Extracted data entries
· · · · · · ·

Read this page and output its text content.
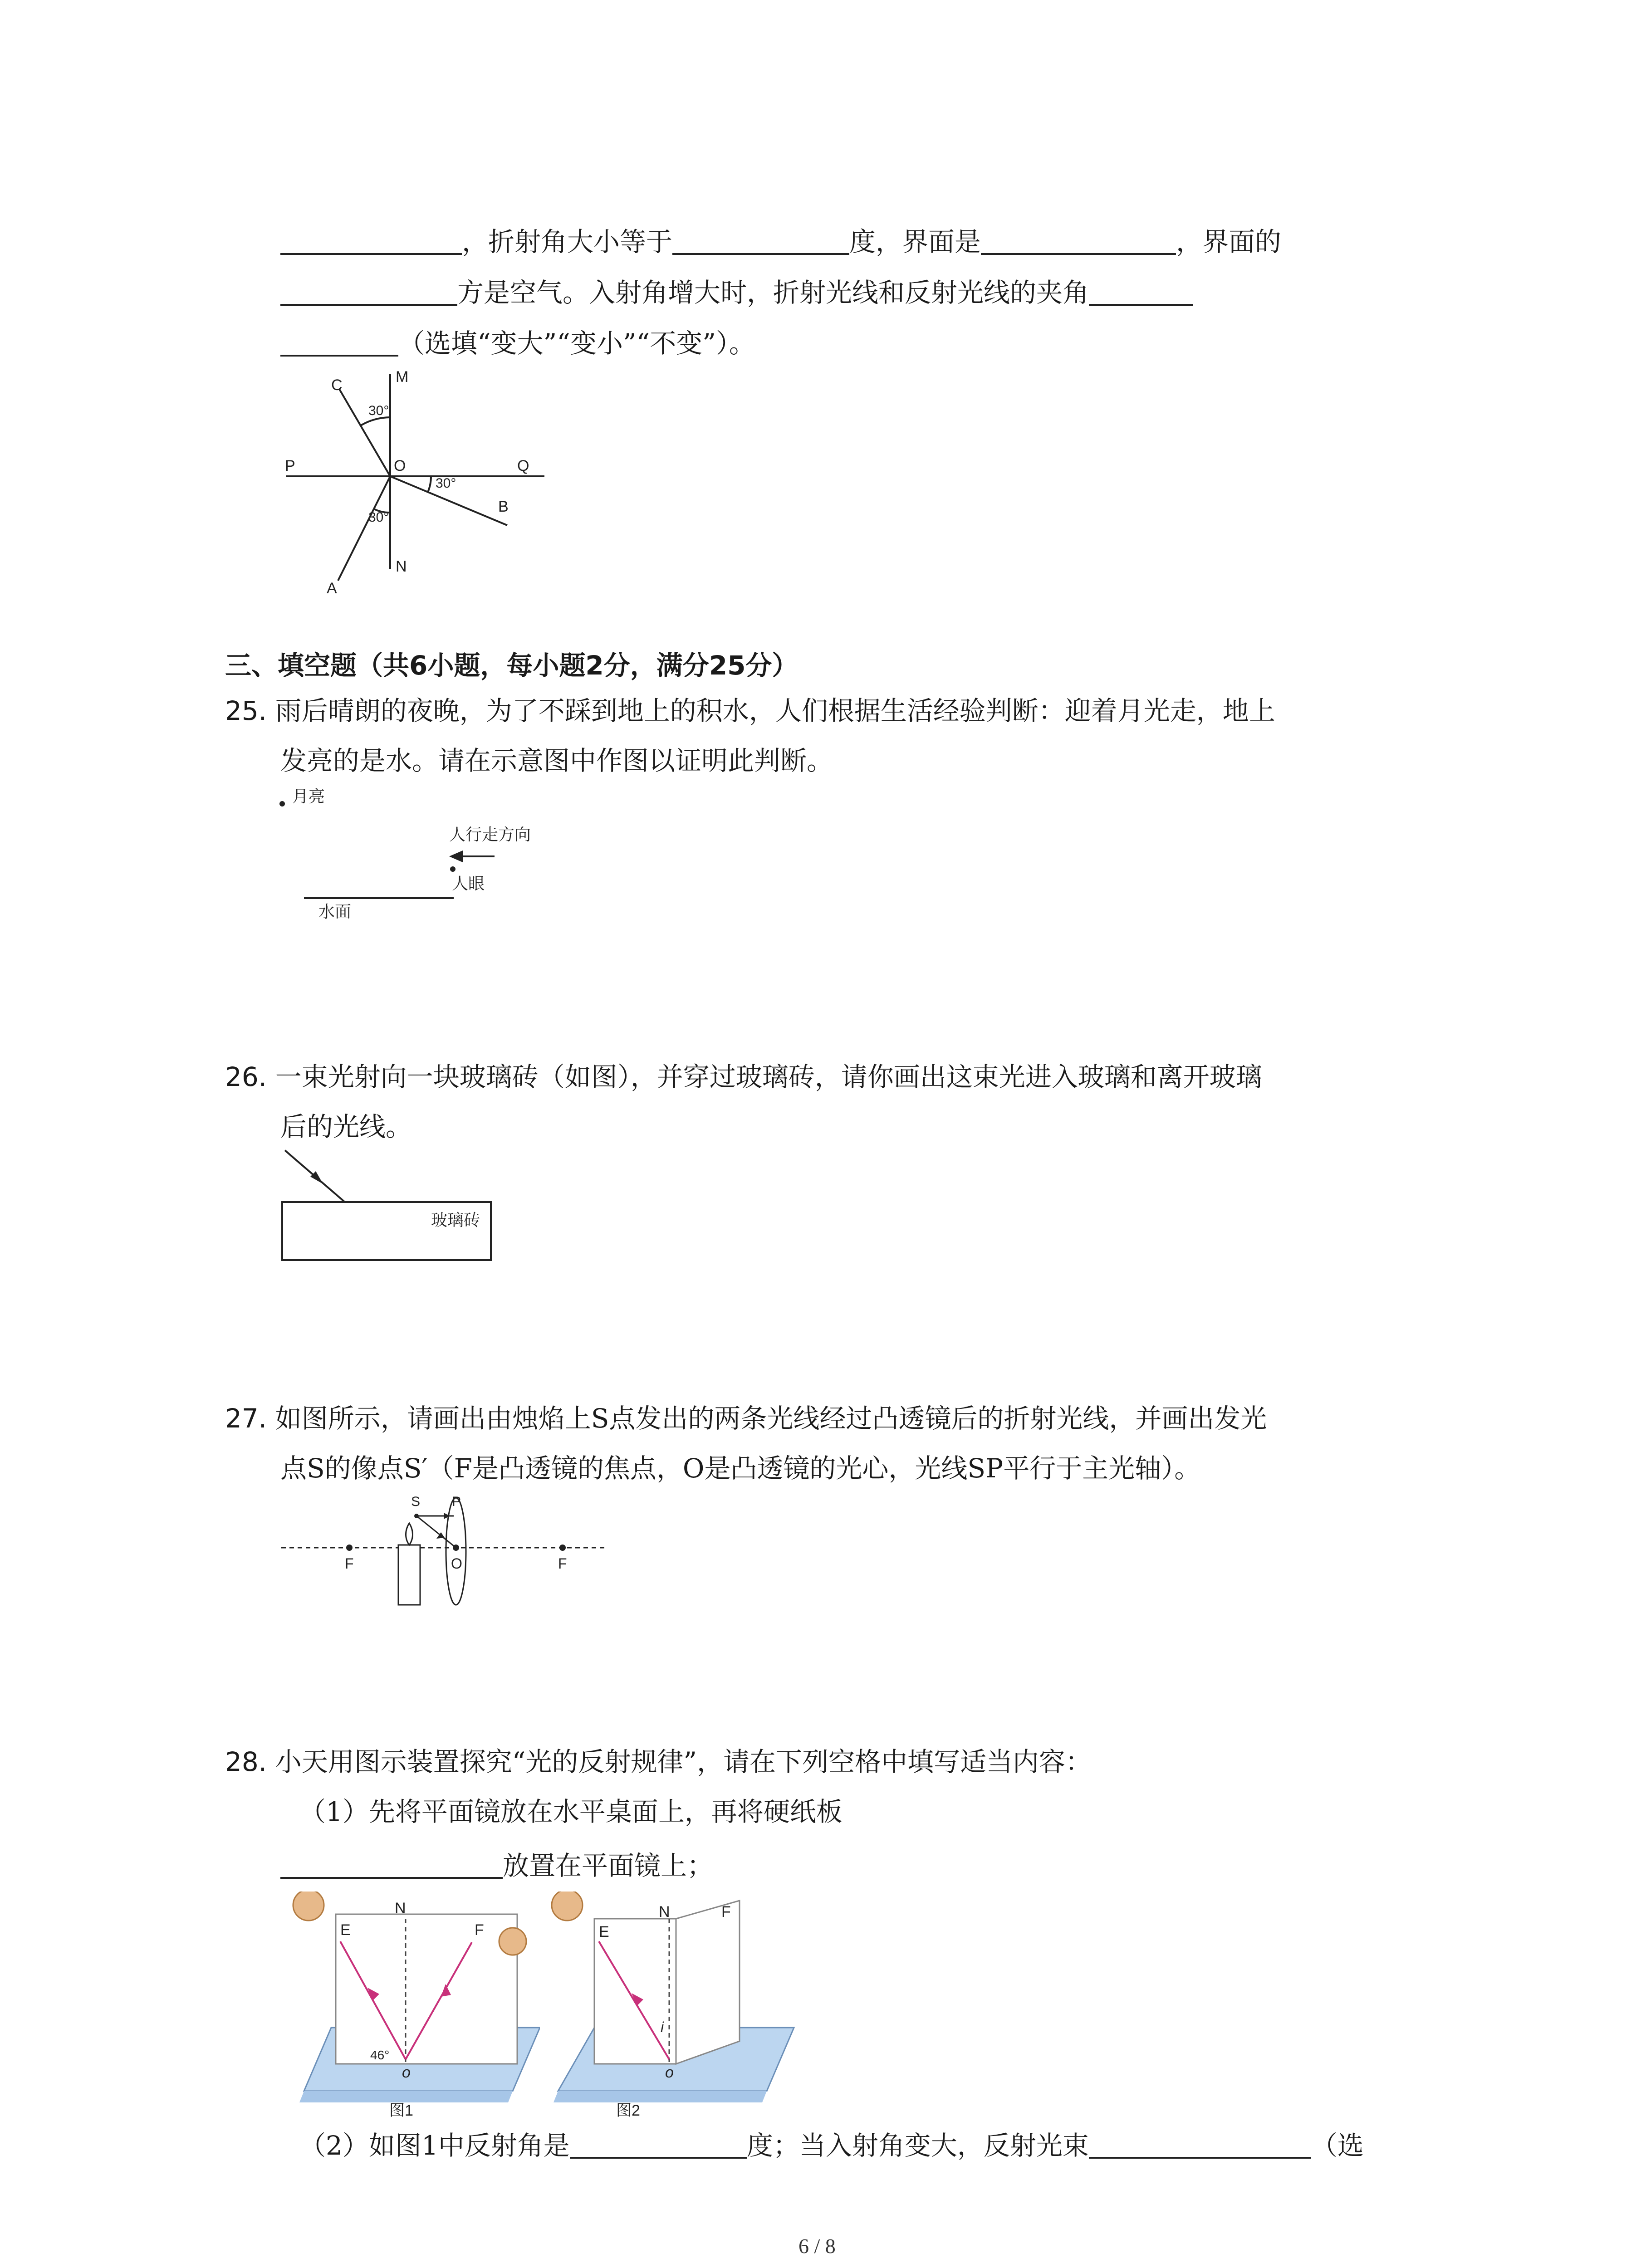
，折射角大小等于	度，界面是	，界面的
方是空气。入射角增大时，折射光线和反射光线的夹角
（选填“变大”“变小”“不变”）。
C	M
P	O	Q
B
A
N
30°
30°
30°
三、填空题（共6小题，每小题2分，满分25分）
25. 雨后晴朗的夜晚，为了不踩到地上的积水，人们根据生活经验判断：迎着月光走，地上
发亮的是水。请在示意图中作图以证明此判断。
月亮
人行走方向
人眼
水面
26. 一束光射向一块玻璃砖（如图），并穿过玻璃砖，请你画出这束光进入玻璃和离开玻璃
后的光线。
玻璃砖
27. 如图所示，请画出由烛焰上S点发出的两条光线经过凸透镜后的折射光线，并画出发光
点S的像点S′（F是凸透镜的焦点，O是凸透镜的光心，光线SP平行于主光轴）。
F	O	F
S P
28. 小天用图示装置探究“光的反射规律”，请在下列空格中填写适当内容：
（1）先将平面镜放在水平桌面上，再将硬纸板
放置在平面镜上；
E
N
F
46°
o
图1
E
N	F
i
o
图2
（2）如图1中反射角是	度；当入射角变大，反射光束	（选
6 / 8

· · · · · · ·

**What the task asks:** Working from the lines above, reproduce the material exactly and exclude its pictures.

**Exercise solution:**
Read this page and output its text content.
，折射角大小等于	度，界面是	，界面的
方是空气。入射角增大时，折射光线和反射光线的夹角
（选填“变大”“变小”“不变”）。
C	M
P	O	Q
B
A
N
30°
30°
30°
三、填空题（共6小题，每小题2分，满分25分）
25. 雨后晴朗的夜晚，为了不踩到地上的积水，人们根据生活经验判断：迎着月光走，地上
发亮的是水。请在示意图中作图以证明此判断。
月亮
人行走方向
人眼
水面
26. 一束光射向一块玻璃砖（如图），并穿过玻璃砖，请你画出这束光进入玻璃和离开玻璃
后的光线。
玻璃砖
27. 如图所示，请画出由烛焰上S点发出的两条光线经过凸透镜后的折射光线，并画出发光
点S的像点S′（F是凸透镜的焦点，O是凸透镜的光心，光线SP平行于主光轴）。
F	O	F
S P
28. 小天用图示装置探究“光的反射规律”，请在下列空格中填写适当内容：
（1）先将平面镜放在水平桌面上，再将硬纸板
放置在平面镜上；
E
N
F
46°
o
图1
E
N	F
i
o
图2
（2）如图1中反射角是	度；当入射角变大，反射光束	（选
6 / 8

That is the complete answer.